Below are the records; collect from them each line containing the string "LEFT".

[Stored data]
· · · ·
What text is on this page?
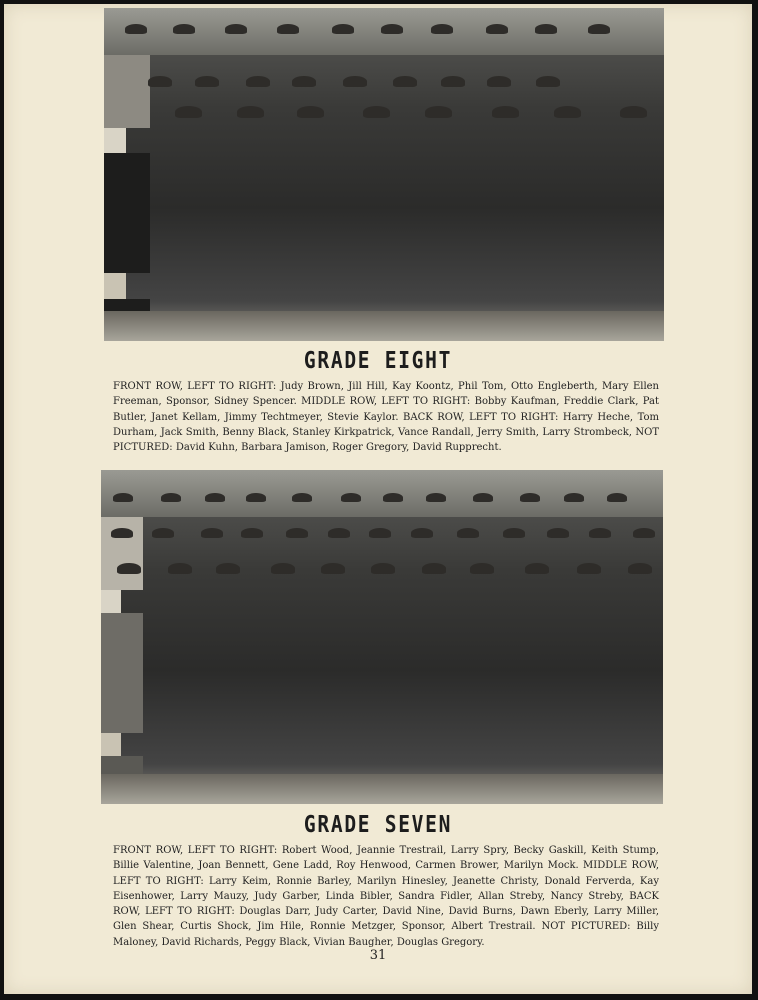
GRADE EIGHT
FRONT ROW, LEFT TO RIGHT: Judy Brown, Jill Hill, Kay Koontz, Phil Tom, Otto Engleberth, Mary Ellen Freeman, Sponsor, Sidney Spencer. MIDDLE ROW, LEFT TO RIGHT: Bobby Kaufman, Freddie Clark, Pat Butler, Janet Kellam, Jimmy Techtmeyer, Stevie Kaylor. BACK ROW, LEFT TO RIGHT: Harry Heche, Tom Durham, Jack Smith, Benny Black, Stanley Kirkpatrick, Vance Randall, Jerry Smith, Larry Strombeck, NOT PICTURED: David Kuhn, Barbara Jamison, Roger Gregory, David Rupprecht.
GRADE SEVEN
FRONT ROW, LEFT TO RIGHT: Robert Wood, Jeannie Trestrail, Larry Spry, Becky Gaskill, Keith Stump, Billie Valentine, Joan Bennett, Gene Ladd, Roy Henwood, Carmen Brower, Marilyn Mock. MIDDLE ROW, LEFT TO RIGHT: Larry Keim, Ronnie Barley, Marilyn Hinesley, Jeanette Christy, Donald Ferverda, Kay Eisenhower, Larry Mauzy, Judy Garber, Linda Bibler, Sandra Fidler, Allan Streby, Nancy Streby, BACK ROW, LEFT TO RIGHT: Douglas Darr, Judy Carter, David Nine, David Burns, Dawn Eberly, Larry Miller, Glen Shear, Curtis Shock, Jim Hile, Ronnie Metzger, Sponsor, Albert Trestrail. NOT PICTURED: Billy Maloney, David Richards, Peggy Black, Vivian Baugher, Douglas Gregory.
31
· · · ·
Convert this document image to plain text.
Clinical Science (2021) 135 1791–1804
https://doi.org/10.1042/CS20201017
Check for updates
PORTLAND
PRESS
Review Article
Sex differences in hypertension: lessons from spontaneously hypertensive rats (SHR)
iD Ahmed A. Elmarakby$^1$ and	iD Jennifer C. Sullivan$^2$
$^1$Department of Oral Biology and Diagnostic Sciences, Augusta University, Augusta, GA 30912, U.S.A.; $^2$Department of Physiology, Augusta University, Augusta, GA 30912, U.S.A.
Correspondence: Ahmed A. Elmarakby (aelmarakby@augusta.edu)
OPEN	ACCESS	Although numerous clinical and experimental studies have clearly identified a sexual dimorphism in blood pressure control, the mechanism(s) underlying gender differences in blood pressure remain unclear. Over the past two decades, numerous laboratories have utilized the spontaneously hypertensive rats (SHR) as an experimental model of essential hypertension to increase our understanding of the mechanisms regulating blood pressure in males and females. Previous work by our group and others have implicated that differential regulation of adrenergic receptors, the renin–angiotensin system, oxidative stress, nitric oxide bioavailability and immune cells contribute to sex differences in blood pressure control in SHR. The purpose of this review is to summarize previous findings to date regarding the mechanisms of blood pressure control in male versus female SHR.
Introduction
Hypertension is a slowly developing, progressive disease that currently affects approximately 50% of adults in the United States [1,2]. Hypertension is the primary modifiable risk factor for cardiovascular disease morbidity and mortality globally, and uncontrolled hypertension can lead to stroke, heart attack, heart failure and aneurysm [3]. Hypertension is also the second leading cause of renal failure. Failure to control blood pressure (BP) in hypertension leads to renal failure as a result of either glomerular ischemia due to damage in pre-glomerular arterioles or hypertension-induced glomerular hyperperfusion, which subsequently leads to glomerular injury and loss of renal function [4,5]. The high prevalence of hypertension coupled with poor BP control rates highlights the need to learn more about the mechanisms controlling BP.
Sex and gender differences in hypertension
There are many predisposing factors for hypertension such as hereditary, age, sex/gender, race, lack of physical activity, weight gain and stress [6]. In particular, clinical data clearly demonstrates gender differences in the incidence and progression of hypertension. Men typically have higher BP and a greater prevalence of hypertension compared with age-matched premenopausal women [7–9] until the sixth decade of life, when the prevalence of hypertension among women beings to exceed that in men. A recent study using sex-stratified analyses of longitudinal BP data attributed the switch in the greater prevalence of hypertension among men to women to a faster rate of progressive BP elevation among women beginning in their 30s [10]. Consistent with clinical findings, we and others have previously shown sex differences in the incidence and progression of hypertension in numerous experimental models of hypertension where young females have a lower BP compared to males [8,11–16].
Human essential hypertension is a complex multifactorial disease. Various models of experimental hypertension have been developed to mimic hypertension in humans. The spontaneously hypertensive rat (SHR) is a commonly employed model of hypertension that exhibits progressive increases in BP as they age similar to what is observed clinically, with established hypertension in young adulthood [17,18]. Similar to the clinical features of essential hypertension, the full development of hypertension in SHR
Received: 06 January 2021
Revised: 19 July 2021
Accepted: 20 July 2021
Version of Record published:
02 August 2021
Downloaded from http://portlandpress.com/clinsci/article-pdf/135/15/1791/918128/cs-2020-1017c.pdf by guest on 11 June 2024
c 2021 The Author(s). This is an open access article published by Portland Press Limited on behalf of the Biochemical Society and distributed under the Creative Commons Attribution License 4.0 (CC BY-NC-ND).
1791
· · · ·
EXERCISE RESULT:
FRONT ROW, LEFT TO RIGHT: Judy Brown, Jill Hill, Kay Koontz, Phil Tom, Otto Engleberth, Mary Ellen Freeman, Sponsor, Sidney Spencer. MIDDLE ROW, LEFT TO RIGHT: Bobby Kaufman, Freddie Clark, Pat Butler, Janet Kellam, Jimmy Techtmeyer, Stevie Kaylor. BACK ROW, LEFT TO RIGHT: Harry Heche, Tom Durham, Jack Smith, Benny Black, Stanley Kirkpatrick, Vance Randall, Jerry Smith, Larry Strombeck, NOT PICTURED: David Kuhn, Barbara Jamison, Roger Gregory, David Rupprecht.
FRONT ROW, LEFT TO RIGHT: Robert Wood, Jeannie Trestrail, Larry Spry, Becky Gaskill, Keith Stump, Billie Valentine, Joan Bennett, Gene Ladd, Roy Henwood, Carmen Brower, Marilyn Mock. MIDDLE ROW, LEFT TO RIGHT: Larry Keim, Ronnie Barley, Marilyn Hinesley, Jeanette Christy, Donald Ferverda, Kay Eisenhower, Larry Mauzy, Judy Garber, Linda Bibler, Sandra Fidler, Allan Streby, Nancy Streby, BACK ROW, LEFT TO RIGHT: Douglas Darr, Judy Carter, David Nine, David Burns, Dawn Eberly, Larry Miller, Glen Shear, Curtis Shock, Jim Hile, Ronnie Metzger, Sponsor, Albert Trestrail. NOT PICTURED: Billy Maloney, David Richards, Peggy Black, Vivian Baugher, Douglas Gregory.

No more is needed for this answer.